Nothing in the data should change when you return it, but leave the pictures out.
=======
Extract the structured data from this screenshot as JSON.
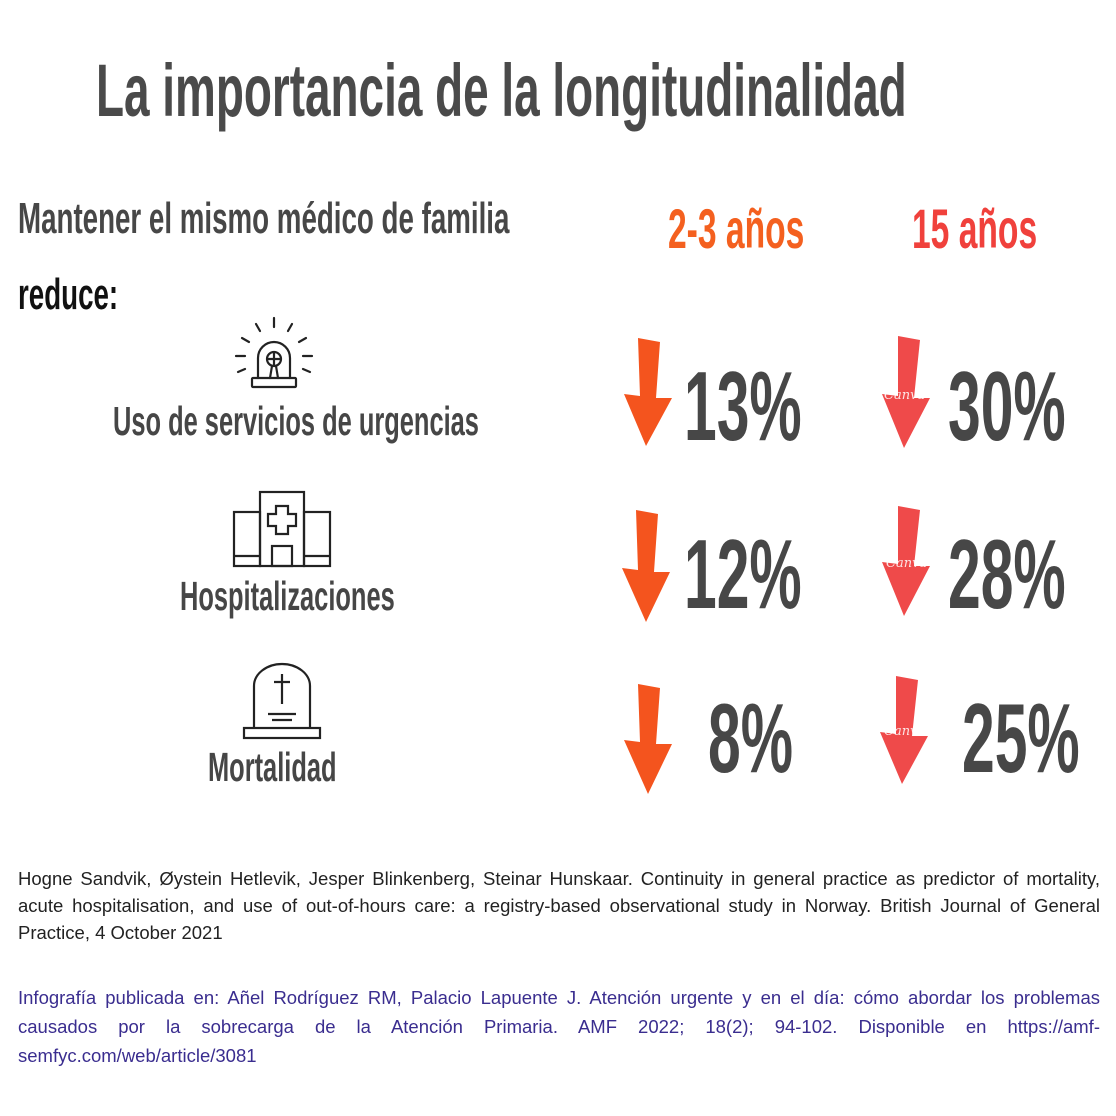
{
  "title": "La importancia de la longitudinalidad",
  "intro": {
    "line1": "Mantener el  mismo médico de familia",
    "line2": "reduce:"
  },
  "columns": [
    {
      "label": "2-3 años",
      "color": "#f4601f"
    },
    {
      "label": "15 años",
      "color": "#f0413c"
    }
  ],
  "rows": [
    {
      "label": "Uso de servicios de urgencias",
      "icon": "emergency-siren-icon",
      "short": "13%",
      "long": "30%"
    },
    {
      "label": "Hospitalizaciones",
      "icon": "hospital-building-icon",
      "short": "12%",
      "long": "28%"
    },
    {
      "label": "Mortalidad",
      "icon": "tombstone-icon",
      "short": "8%",
      "long": "25%"
    }
  ],
  "watermark": "Canva",
  "reference": "Hogne Sandvik, Øystein Hetlevik, Jesper Blinkenberg, Steinar Hunskaar. Continuity in general practice as predictor of mortality, acute hospitalisation, and use of out-of-hours care: a registry-based observational study in Norway. British Journal of General Practice, 4 October 2021",
  "credit": "Infografía publicada en: Añel Rodríguez RM, Palacio Lapuente J. Atención urgente y en el día: cómo abordar los problemas causados por la sobrecarga de la Atención Primaria. AMF 2022; 18(2); 94-102. Disponible en https://amf-semfyc.com/web/article/3081",
  "colors": {
    "arrow_short": "#f4541e",
    "arrow_long": "#ef4a4a",
    "text": "#474747",
    "credit": "#3a2d8f"
  }
}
=======
■ **Exercise response**:
Extract the structured data from this screenshot as JSON.
{
  "title": "La importancia de la longitudinalidad",
  "intro": {
    "line1": "Mantener el  mismo médico de familia",
    "line2": "reduce:"
  },
  "columns": [
    {
      "label": "2-3 años",
      "color": "#f4601f"
    },
    {
      "label": "15 años",
      "color": "#f0413c"
    }
  ],
  "rows": [
    {
      "label": "Uso de servicios de urgencias",
      "icon": "emergency-siren-icon",
      "short": "13%",
      "long": "30%"
    },
    {
      "label": "Hospitalizaciones",
      "icon": "hospital-building-icon",
      "short": "12%",
      "long": "28%"
    },
    {
      "label": "Mortalidad",
      "icon": "tombstone-icon",
      "short": "8%",
      "long": "25%"
    }
  ],
  "watermark": "Canva",
  "reference": "Hogne Sandvik, Øystein Hetlevik, Jesper Blinkenberg, Steinar Hunskaar. Continuity in general practice as predictor of mortality, acute hospitalisation, and use of out-of-hours care: a registry-based observational study in Norway. British Journal of General Practice, 4 October 2021",
  "credit": "Infografía publicada en: Añel Rodríguez RM, Palacio Lapuente J. Atención urgente y en el día: cómo abordar los problemas causados por la sobrecarga de la Atención Primaria. AMF 2022; 18(2); 94-102. Disponible en https://amf-semfyc.com/web/article/3081",
  "colors": {
    "arrow_short": "#f4541e",
    "arrow_long": "#ef4a4a",
    "text": "#474747",
    "credit": "#3a2d8f"
  }
}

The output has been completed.